◆ What the task requires ◆
Render every line of the records below as a JSON list of strings, one string per line, with blank lines omitted.

◆ Material for this task ◆
++++++++++

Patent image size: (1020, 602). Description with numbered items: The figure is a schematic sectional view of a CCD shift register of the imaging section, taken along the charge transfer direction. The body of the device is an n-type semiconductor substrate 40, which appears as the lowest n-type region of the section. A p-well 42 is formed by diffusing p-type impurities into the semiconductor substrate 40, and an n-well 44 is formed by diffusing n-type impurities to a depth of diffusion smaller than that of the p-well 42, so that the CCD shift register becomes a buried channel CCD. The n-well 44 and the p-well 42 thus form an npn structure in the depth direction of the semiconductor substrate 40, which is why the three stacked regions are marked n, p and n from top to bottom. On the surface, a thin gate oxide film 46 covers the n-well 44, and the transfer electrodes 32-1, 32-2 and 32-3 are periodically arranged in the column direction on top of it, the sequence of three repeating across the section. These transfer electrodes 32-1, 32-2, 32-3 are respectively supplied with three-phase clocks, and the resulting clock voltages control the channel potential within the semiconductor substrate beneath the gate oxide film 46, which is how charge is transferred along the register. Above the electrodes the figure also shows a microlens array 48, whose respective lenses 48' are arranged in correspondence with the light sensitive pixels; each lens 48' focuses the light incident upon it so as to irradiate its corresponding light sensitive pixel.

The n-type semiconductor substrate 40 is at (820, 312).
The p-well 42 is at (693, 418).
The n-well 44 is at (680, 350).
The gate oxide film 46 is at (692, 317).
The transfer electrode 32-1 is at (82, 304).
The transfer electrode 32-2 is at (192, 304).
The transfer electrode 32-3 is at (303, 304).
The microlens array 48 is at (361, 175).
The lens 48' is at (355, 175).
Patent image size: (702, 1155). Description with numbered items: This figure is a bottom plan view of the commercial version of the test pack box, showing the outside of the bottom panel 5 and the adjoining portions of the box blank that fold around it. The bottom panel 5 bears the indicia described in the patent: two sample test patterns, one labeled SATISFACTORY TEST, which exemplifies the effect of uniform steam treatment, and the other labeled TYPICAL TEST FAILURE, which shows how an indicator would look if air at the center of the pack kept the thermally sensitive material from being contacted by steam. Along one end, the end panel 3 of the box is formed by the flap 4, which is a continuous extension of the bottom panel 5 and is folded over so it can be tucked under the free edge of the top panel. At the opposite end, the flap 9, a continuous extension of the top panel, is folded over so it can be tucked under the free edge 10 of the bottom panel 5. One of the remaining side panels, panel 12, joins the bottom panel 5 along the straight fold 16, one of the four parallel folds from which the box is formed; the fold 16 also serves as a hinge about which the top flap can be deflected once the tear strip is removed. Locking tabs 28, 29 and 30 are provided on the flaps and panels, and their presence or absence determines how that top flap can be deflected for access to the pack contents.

++++++++++

◆ Correct output ◆
[
  "Patent image size: (1020, 602). Description with numbered items: The figure is a schematic sectional view of a CCD shift register of the imaging section, taken along the charge transfer direction. The body of the device is an n-type semiconductor substrate 40, which appears as the lowest n-type region of the section. A p-well 42 is formed by diffusing p-type impurities into the semiconductor substrate 40, and an n-well 44 is formed by diffusing n-type impurities to a depth of diffusion smaller than that of the p-well 42, so that the CCD shift register becomes a buried channel CCD. The n-well 44 and the p-well 42 thus form an npn structure in the depth direction of the semiconductor substrate 40, which is why the three stacked regions are marked n, p and n from top to bottom. On the surface, a thin gate oxide film 46 covers the n-well 44, and the transfer electrodes 32-1, 32-2 and 32-3 are periodically arranged in the column direction on top of it, the sequence of three repeating across the section. These transfer electrodes 32-1, 32-2, 32-3 are respectively supplied with three-phase clocks, and the resulting clock voltages control the channel potential within the semiconductor substrate beneath the gate oxide film 46, which is how charge is transferred along the register. Above the electrodes the figure also shows a microlens array 48, whose respective lenses 48' are arranged in correspondence with the light sensitive pixels; each lens 48' focuses the light incident upon it so as to irradiate its corresponding light sensitive pixel.",
  "The n-type semiconductor substrate 40 is at (820, 312).",
  "The p-well 42 is at (693, 418).",
  "The n-well 44 is at (680, 350).",
  "The gate oxide film 46 is at (692, 317).",
  "The transfer electrode 32-1 is at (82, 304).",
  "The transfer electrode 32-2 is at (192, 304).",
  "The transfer electrode 32-3 is at (303, 304).",
  "The microlens array 48 is at (361, 175).",
  "The lens 48' is at (355, 175).",
  "Patent image size: (702, 1155). Description with numbered items: This figure is a bottom plan view of the commercial version of the test pack box, showing the outside of the bottom panel 5 and the adjoining portions of the box blank that fold around it. The bottom panel 5 bears the indicia described in the patent: two sample test patterns, one labeled SATISFACTORY TEST, which exemplifies the effect of uniform steam treatment, and the other labeled TYPICAL TEST FAILURE, which shows how an indicator would look if air at the center of the pack kept the thermally sensitive material from being contacted by steam. Along one end, the end panel 3 of the box is formed by the flap 4, which is a continuous extension of the bottom panel 5 and is folded over so it can be tucked under the free edge of the top panel. At the opposite end, the flap 9, a continuous extension of the top panel, is folded over so it can be tucked under the free edge 10 of the bottom panel 5. One of the remaining side panels, panel 12, joins the bottom panel 5 along the straight fold 16, one of the four parallel folds from which the box is formed; the fold 16 also serves as a hinge about which the top flap can be deflected once the tear strip is removed. Locking tabs 28, 29 and 30 are provided on the flaps and panels, and their presence or absence determines how that top flap can be deflected for access to the pack contents."
]